Data extracted from a collection
▼
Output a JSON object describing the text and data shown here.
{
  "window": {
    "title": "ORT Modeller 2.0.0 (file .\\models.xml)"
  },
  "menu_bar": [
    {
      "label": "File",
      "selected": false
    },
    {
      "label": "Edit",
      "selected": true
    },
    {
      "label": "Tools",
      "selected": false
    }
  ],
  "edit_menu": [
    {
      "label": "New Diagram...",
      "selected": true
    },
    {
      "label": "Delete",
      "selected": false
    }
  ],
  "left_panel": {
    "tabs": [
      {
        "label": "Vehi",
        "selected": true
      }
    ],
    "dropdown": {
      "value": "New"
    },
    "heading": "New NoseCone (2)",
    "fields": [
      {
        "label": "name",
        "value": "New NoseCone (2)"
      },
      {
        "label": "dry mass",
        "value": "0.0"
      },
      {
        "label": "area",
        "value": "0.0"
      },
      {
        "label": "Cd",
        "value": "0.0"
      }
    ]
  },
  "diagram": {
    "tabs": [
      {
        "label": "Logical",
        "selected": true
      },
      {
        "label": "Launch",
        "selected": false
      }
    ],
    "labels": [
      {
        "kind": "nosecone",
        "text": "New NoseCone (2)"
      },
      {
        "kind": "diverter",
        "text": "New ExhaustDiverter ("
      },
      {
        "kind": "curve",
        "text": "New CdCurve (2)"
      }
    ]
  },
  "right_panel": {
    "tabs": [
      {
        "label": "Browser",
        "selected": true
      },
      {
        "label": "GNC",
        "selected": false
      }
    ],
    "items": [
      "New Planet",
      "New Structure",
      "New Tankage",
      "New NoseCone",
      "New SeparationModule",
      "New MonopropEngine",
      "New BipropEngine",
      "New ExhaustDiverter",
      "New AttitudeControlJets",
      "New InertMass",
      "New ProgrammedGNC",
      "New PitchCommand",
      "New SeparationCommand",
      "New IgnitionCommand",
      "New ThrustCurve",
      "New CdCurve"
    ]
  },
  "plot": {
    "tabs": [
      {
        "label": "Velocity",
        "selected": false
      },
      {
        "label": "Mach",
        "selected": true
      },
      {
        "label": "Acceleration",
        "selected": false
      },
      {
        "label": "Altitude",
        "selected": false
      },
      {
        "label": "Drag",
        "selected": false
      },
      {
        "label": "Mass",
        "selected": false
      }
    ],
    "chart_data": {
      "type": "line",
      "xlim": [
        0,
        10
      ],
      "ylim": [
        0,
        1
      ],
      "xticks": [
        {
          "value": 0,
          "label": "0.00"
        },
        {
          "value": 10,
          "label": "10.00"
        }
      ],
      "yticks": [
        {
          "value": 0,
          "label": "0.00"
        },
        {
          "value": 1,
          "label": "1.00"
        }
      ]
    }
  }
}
▲
### [JOB]
Search the listing for the word "ExhaustDiverter" and return each line that holds it.

### [FINISHED EXERCISE]
        "text": "New ExhaustDiverter ("
      "New ExhaustDiverter",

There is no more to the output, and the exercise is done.